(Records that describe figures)
╔══

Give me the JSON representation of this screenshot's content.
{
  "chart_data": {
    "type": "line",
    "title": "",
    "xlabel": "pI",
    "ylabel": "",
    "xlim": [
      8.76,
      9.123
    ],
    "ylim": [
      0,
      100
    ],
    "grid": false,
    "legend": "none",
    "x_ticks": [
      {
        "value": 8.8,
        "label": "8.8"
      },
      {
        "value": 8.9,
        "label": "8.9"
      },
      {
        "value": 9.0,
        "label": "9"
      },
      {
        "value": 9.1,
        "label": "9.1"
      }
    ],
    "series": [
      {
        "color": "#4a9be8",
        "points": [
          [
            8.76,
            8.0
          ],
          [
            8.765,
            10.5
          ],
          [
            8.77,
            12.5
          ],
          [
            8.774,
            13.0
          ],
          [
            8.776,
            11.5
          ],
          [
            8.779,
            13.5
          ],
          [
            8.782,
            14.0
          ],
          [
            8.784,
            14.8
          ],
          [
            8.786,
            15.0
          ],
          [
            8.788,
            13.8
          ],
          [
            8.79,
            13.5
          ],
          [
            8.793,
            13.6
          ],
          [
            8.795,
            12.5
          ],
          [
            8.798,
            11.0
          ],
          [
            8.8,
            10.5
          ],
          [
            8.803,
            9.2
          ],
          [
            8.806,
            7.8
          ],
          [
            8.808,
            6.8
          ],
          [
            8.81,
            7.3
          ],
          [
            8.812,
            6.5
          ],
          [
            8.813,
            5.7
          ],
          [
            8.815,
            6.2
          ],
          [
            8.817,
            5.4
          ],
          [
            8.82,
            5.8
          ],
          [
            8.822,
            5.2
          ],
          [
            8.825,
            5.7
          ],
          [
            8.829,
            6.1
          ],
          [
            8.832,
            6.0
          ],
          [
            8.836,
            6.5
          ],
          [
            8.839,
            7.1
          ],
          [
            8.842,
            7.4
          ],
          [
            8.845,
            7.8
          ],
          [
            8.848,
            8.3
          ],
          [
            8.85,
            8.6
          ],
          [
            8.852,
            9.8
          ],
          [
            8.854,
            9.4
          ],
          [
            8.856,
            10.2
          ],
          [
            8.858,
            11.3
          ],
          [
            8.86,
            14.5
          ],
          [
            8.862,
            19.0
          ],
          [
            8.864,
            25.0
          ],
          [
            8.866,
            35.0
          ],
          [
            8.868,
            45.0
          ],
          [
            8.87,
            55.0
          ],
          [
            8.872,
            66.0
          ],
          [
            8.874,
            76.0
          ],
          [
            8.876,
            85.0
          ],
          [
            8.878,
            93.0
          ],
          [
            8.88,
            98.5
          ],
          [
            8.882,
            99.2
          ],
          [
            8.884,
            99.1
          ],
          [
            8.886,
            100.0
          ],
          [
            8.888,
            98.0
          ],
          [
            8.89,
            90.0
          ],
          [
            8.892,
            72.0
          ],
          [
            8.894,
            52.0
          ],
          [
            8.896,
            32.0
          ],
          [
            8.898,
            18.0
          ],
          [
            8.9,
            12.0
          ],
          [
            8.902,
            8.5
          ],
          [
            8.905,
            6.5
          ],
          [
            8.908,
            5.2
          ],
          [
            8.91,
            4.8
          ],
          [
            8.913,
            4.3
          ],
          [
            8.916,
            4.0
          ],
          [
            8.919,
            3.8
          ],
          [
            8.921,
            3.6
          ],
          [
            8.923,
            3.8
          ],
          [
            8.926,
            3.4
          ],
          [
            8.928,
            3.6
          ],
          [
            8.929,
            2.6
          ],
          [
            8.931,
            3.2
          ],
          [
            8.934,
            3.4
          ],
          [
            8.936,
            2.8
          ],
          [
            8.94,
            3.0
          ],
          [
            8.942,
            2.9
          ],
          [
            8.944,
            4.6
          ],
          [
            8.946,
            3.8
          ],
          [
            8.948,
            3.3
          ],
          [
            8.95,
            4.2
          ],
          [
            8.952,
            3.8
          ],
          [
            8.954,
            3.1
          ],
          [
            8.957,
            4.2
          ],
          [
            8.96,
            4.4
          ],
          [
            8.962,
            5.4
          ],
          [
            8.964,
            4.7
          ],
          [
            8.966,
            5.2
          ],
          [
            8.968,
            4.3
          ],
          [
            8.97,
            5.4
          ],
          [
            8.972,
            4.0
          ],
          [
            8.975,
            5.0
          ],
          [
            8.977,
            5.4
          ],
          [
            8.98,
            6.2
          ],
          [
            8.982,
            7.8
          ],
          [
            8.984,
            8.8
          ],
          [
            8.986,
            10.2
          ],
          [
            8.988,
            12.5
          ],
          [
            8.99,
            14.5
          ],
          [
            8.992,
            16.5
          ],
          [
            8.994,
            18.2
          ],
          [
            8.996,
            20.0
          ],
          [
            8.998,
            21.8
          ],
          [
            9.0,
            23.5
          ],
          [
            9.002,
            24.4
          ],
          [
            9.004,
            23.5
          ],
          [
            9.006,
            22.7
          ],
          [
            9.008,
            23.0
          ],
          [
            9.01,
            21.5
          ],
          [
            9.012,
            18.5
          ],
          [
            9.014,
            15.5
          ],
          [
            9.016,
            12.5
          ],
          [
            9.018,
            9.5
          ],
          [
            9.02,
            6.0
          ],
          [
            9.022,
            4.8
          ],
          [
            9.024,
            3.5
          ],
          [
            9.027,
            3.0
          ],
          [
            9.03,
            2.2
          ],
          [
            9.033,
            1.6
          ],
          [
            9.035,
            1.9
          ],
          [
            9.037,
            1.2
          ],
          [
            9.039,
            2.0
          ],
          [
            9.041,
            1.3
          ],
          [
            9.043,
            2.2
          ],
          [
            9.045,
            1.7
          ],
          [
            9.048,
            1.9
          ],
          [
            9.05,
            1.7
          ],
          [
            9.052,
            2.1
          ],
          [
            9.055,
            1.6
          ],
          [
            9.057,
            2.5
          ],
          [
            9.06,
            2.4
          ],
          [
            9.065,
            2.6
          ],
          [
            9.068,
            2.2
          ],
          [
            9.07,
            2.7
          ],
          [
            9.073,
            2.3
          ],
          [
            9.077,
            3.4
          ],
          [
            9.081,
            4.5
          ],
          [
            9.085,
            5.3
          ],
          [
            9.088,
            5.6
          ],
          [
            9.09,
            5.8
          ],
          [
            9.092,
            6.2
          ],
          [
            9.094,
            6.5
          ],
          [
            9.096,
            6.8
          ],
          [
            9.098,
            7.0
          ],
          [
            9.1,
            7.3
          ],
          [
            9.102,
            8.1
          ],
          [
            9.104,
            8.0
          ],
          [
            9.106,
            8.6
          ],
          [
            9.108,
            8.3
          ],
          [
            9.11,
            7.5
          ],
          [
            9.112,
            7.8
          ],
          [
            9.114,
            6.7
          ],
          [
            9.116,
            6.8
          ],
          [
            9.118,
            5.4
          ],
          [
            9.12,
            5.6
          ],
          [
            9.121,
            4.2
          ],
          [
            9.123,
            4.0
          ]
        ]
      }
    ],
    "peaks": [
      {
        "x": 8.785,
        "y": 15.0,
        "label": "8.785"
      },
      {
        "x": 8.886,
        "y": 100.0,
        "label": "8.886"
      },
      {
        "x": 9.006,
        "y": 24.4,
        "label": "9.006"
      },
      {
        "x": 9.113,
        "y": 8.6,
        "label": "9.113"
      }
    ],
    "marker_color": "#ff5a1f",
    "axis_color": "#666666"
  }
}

╚══

=== TASK ===
Repeat the listing in full, keeping every line exactly as it is.

=== EXERCISE ANSWER ===
Give me the JSON representation of this screenshot's content.
{
  "chart_data": {
    "type": "line",
    "title": "",
    "xlabel": "pI",
    "ylabel": "",
    "xlim": [
      8.76,
      9.123
    ],
    "ylim": [
      0,
      100
    ],
    "grid": false,
    "legend": "none",
    "x_ticks": [
      {
        "value": 8.8,
        "label": "8.8"
      },
      {
        "value": 8.9,
        "label": "8.9"
      },
      {
        "value": 9.0,
        "label": "9"
      },
      {
        "value": 9.1,
        "label": "9.1"
      }
    ],
    "series": [
      {
        "color": "#4a9be8",
        "points": [
          [
            8.76,
            8.0
          ],
          [
            8.765,
            10.5
          ],
          [
            8.77,
            12.5
          ],
          [
            8.774,
            13.0
          ],
          [
            8.776,
            11.5
          ],
          [
            8.779,
            13.5
          ],
          [
            8.782,
            14.0
          ],
          [
            8.784,
            14.8
          ],
          [
            8.786,
            15.0
          ],
          [
            8.788,
            13.8
          ],
          [
            8.79,
            13.5
          ],
          [
            8.793,
            13.6
          ],
          [
            8.795,
            12.5
          ],
          [
            8.798,
            11.0
          ],
          [
            8.8,
            10.5
          ],
          [
            8.803,
            9.2
          ],
          [
            8.806,
            7.8
          ],
          [
            8.808,
            6.8
          ],
          [
            8.81,
            7.3
          ],
          [
            8.812,
            6.5
          ],
          [
            8.813,
            5.7
          ],
          [
            8.815,
            6.2
          ],
          [
            8.817,
            5.4
          ],
          [
            8.82,
            5.8
          ],
          [
            8.822,
            5.2
          ],
          [
            8.825,
            5.7
          ],
          [
            8.829,
            6.1
          ],
          [
            8.832,
            6.0
          ],
          [
            8.836,
            6.5
          ],
          [
            8.839,
            7.1
          ],
          [
            8.842,
            7.4
          ],
          [
            8.845,
            7.8
          ],
          [
            8.848,
            8.3
          ],
          [
            8.85,
            8.6
          ],
          [
            8.852,
            9.8
          ],
          [
            8.854,
            9.4
          ],
          [
            8.856,
            10.2
          ],
          [
            8.858,
            11.3
          ],
          [
            8.86,
            14.5
          ],
          [
            8.862,
            19.0
          ],
          [
            8.864,
            25.0
          ],
          [
            8.866,
            35.0
          ],
          [
            8.868,
            45.0
          ],
          [
            8.87,
            55.0
          ],
          [
            8.872,
            66.0
          ],
          [
            8.874,
            76.0
          ],
          [
            8.876,
            85.0
          ],
          [
            8.878,
            93.0
          ],
          [
            8.88,
            98.5
          ],
          [
            8.882,
            99.2
          ],
          [
            8.884,
            99.1
          ],
          [
            8.886,
            100.0
          ],
          [
            8.888,
            98.0
          ],
          [
            8.89,
            90.0
          ],
          [
            8.892,
            72.0
          ],
          [
            8.894,
            52.0
          ],
          [
            8.896,
            32.0
          ],
          [
            8.898,
            18.0
          ],
          [
            8.9,
            12.0
          ],
          [
            8.902,
            8.5
          ],
          [
            8.905,
            6.5
          ],
          [
            8.908,
            5.2
          ],
          [
            8.91,
            4.8
          ],
          [
            8.913,
            4.3
          ],
          [
            8.916,
            4.0
          ],
          [
            8.919,
            3.8
          ],
          [
            8.921,
            3.6
          ],
          [
            8.923,
            3.8
          ],
          [
            8.926,
            3.4
          ],
          [
            8.928,
            3.6
          ],
          [
            8.929,
            2.6
          ],
          [
            8.931,
            3.2
          ],
          [
            8.934,
            3.4
          ],
          [
            8.936,
            2.8
          ],
          [
            8.94,
            3.0
          ],
          [
            8.942,
            2.9
          ],
          [
            8.944,
            4.6
          ],
          [
            8.946,
            3.8
          ],
          [
            8.948,
            3.3
          ],
          [
            8.95,
            4.2
          ],
          [
            8.952,
            3.8
          ],
          [
            8.954,
            3.1
          ],
          [
            8.957,
            4.2
          ],
          [
            8.96,
            4.4
          ],
          [
            8.962,
            5.4
          ],
          [
            8.964,
            4.7
          ],
          [
            8.966,
            5.2
          ],
          [
            8.968,
            4.3
          ],
          [
            8.97,
            5.4
          ],
          [
            8.972,
            4.0
          ],
          [
            8.975,
            5.0
          ],
          [
            8.977,
            5.4
          ],
          [
            8.98,
            6.2
          ],
          [
            8.982,
            7.8
          ],
          [
            8.984,
            8.8
          ],
          [
            8.986,
            10.2
          ],
          [
            8.988,
            12.5
          ],
          [
            8.99,
            14.5
          ],
          [
            8.992,
            16.5
          ],
          [
            8.994,
            18.2
          ],
          [
            8.996,
            20.0
          ],
          [
            8.998,
            21.8
          ],
          [
            9.0,
            23.5
          ],
          [
            9.002,
            24.4
          ],
          [
            9.004,
            23.5
          ],
          [
            9.006,
            22.7
          ],
          [
            9.008,
            23.0
          ],
          [
            9.01,
            21.5
          ],
          [
            9.012,
            18.5
          ],
          [
            9.014,
            15.5
          ],
          [
            9.016,
            12.5
          ],
          [
            9.018,
            9.5
          ],
          [
            9.02,
            6.0
          ],
          [
            9.022,
            4.8
          ],
          [
            9.024,
            3.5
          ],
          [
            9.027,
            3.0
          ],
          [
            9.03,
            2.2
          ],
          [
            9.033,
            1.6
          ],
          [
            9.035,
            1.9
          ],
          [
            9.037,
            1.2
          ],
          [
            9.039,
            2.0
          ],
          [
            9.041,
            1.3
          ],
          [
            9.043,
            2.2
          ],
          [
            9.045,
            1.7
          ],
          [
            9.048,
            1.9
          ],
          [
            9.05,
            1.7
          ],
          [
            9.052,
            2.1
          ],
          [
            9.055,
            1.6
          ],
          [
            9.057,
            2.5
          ],
          [
            9.06,
            2.4
          ],
          [
            9.065,
            2.6
          ],
          [
            9.068,
            2.2
          ],
          [
            9.07,
            2.7
          ],
          [
            9.073,
            2.3
          ],
          [
            9.077,
            3.4
          ],
          [
            9.081,
            4.5
          ],
          [
            9.085,
            5.3
          ],
          [
            9.088,
            5.6
          ],
          [
            9.09,
            5.8
          ],
          [
            9.092,
            6.2
          ],
          [
            9.094,
            6.5
          ],
          [
            9.096,
            6.8
          ],
          [
            9.098,
            7.0
          ],
          [
            9.1,
            7.3
          ],
          [
            9.102,
            8.1
          ],
          [
            9.104,
            8.0
          ],
          [
            9.106,
            8.6
          ],
          [
            9.108,
            8.3
          ],
          [
            9.11,
            7.5
          ],
          [
            9.112,
            7.8
          ],
          [
            9.114,
            6.7
          ],
          [
            9.116,
            6.8
          ],
          [
            9.118,
            5.4
          ],
          [
            9.12,
            5.6
          ],
          [
            9.121,
            4.2
          ],
          [
            9.123,
            4.0
          ]
        ]
      }
    ],
    "peaks": [
      {
        "x": 8.785,
        "y": 15.0,
        "label": "8.785"
      },
      {
        "x": 8.886,
        "y": 100.0,
        "label": "8.886"
      },
      {
        "x": 9.006,
        "y": 24.4,
        "label": "9.006"
      },
      {
        "x": 9.113,
        "y": 8.6,
        "label": "9.113"
      }
    ],
    "marker_color": "#ff5a1f",
    "axis_color": "#666666"
  }
}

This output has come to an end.